-- start of DATASET RECORDS --

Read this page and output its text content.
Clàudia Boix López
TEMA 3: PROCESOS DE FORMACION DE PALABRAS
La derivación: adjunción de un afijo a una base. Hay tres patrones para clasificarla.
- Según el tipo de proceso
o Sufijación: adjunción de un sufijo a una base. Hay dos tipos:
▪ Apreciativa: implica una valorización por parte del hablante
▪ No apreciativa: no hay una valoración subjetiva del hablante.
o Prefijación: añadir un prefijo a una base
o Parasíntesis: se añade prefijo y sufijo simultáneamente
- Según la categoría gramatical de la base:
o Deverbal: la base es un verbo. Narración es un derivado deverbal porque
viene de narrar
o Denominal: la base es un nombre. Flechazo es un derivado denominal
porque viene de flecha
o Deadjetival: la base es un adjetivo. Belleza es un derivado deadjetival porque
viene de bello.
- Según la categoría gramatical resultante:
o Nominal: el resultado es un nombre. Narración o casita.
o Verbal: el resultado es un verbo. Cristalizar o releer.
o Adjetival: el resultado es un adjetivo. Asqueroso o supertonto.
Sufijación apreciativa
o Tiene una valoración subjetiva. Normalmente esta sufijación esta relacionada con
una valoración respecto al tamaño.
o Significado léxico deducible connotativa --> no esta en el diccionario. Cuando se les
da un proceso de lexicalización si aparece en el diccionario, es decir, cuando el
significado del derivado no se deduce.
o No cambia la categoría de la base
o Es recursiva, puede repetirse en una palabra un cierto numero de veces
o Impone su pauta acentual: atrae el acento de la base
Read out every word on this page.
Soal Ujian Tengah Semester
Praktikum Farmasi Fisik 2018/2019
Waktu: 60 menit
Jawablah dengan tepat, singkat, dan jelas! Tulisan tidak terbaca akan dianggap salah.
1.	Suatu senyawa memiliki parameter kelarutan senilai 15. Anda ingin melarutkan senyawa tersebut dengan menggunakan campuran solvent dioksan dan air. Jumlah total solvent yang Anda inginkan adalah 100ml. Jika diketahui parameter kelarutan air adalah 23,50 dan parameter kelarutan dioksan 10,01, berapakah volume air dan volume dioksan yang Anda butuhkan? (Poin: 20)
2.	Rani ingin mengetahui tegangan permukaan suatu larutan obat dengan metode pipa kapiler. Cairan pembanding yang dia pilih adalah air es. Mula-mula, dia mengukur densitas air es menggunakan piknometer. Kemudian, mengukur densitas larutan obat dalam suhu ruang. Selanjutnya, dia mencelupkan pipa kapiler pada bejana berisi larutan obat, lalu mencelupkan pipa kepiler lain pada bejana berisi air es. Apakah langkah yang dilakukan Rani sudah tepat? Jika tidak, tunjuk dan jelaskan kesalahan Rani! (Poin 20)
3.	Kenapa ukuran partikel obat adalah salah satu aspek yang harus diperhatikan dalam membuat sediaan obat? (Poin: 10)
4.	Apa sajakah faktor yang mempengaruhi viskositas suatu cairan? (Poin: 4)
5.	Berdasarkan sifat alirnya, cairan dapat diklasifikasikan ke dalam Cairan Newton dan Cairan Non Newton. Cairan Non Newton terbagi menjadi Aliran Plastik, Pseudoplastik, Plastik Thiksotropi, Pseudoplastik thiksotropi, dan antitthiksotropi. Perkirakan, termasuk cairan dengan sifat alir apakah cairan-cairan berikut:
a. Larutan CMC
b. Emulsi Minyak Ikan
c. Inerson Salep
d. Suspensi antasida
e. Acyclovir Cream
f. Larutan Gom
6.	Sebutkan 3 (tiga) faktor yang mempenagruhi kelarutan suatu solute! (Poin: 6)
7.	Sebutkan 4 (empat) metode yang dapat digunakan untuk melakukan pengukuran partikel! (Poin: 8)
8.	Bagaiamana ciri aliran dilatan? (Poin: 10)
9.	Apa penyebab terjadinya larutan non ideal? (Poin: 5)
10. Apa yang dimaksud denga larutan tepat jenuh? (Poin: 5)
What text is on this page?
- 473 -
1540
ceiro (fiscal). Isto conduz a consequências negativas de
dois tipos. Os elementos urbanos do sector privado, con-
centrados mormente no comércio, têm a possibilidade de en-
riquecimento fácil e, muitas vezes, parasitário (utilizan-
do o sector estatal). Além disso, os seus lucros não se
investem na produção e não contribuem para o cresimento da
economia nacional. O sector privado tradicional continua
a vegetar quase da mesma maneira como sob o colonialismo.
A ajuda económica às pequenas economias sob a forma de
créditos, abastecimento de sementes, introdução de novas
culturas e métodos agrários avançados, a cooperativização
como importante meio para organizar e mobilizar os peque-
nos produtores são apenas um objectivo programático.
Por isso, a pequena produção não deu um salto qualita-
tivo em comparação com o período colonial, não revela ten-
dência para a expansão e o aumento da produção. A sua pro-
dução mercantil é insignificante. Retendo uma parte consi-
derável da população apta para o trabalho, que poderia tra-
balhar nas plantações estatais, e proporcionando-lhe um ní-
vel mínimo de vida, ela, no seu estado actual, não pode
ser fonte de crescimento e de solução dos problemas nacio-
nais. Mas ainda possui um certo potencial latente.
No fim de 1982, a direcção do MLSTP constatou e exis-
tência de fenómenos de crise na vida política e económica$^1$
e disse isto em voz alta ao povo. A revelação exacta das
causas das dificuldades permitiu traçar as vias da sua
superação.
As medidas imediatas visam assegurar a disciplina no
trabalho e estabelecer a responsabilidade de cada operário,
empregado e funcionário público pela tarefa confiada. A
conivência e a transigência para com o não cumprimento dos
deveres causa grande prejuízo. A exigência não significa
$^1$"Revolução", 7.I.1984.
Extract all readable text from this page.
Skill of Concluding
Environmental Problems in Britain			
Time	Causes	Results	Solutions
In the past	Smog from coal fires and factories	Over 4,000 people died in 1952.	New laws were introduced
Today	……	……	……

-- end of DATASET RECORDS --

*WHAT IS REQUIRED*.
Read the entries and select each line where the word "trabalho" is found.

*RESPONSE*.
derável da população apta para o trabalho, que poderia tra-
trabalho e estabelecer a responsabilidade de cada operário,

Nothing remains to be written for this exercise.